[START OF Data to use]
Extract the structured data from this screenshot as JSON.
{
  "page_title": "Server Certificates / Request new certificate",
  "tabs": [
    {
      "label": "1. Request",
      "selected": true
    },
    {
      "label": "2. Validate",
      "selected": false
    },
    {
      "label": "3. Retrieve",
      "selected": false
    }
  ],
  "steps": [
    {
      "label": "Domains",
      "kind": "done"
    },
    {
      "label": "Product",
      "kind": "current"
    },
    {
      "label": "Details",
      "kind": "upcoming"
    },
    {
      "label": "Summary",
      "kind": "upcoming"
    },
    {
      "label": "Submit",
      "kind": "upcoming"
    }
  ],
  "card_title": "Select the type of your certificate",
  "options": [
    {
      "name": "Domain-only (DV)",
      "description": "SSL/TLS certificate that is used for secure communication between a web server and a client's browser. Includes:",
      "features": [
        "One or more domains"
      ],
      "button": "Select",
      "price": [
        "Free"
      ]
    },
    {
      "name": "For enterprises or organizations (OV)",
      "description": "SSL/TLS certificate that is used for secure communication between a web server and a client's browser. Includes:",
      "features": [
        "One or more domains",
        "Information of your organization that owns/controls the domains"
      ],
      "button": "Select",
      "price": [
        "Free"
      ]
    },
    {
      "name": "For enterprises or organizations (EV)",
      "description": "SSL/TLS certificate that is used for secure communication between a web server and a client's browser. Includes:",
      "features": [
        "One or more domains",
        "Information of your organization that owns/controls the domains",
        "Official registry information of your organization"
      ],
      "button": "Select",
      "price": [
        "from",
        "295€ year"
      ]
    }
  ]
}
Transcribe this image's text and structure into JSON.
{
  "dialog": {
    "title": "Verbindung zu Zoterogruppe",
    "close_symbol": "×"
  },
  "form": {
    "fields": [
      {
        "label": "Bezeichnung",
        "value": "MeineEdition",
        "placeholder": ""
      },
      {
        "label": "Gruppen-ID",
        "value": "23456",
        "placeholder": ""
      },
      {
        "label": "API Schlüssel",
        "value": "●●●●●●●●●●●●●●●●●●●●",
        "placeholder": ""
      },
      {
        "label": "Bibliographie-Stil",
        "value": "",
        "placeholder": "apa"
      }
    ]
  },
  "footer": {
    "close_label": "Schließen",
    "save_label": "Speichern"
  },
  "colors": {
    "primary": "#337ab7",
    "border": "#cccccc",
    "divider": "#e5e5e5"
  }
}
[END OF Data to use]
Extract each line of the material exactly as it stands.

Extract the structured data from this screenshot as JSON.
{
  "page_title": "Server Certificates / Request new certificate",
  "tabs": [
    {
      "label": "1. Request",
      "selected": true
    },
    {
      "label": "2. Validate",
      "selected": false
    },
    {
      "label": "3. Retrieve",
      "selected": false
    }
  ],
  "steps": [
    {
      "label": "Domains",
      "kind": "done"
    },
    {
      "label": "Product",
      "kind": "current"
    },
    {
      "label": "Details",
      "kind": "upcoming"
    },
    {
      "label": "Summary",
      "kind": "upcoming"
    },
    {
      "label": "Submit",
      "kind": "upcoming"
    }
  ],
  "card_title": "Select the type of your certificate",
  "options": [
    {
      "name": "Domain-only (DV)",
      "description": "SSL/TLS certificate that is used for secure communication between a web server and a client's browser. Includes:",
      "features": [
        "One or more domains"
      ],
      "button": "Select",
      "price": [
        "Free"
      ]
    },
    {
      "name": "For enterprises or organizations (OV)",
      "description": "SSL/TLS certificate that is used for secure communication between a web server and a client's browser. Includes:",
      "features": [
        "One or more domains",
        "Information of your organization that owns/controls the domains"
      ],
      "button": "Select",
      "price": [
        "Free"
      ]
    },
    {
      "name": "For enterprises or organizations (EV)",
      "description": "SSL/TLS certificate that is used for secure communication between a web server and a client's browser. Includes:",
      "features": [
        "One or more domains",
        "Information of your organization that owns/controls the domains",
        "Official registry information of your organization"
      ],
      "button": "Select",
      "price": [
        "from",
        "295€ year"
      ]
    }
  ]
}
Transcribe this image's text and structure into JSON.
{
  "dialog": {
    "title": "Verbindung zu Zoterogruppe",
    "close_symbol": "×"
  },
  "form": {
    "fields": [
      {
        "label": "Bezeichnung",
        "value": "MeineEdition",
        "placeholder": ""
      },
      {
        "label": "Gruppen-ID",
        "value": "23456",
        "placeholder": ""
      },
      {
        "label": "API Schlüssel",
        "value": "●●●●●●●●●●●●●●●●●●●●",
        "placeholder": ""
      },
      {
        "label": "Bibliographie-Stil",
        "value": "",
        "placeholder": "apa"
      }
    ]
  },
  "footer": {
    "close_label": "Schließen",
    "save_label": "Speichern"
  },
  "colors": {
    "primary": "#337ab7",
    "border": "#cccccc",
    "divider": "#e5e5e5"
  }
}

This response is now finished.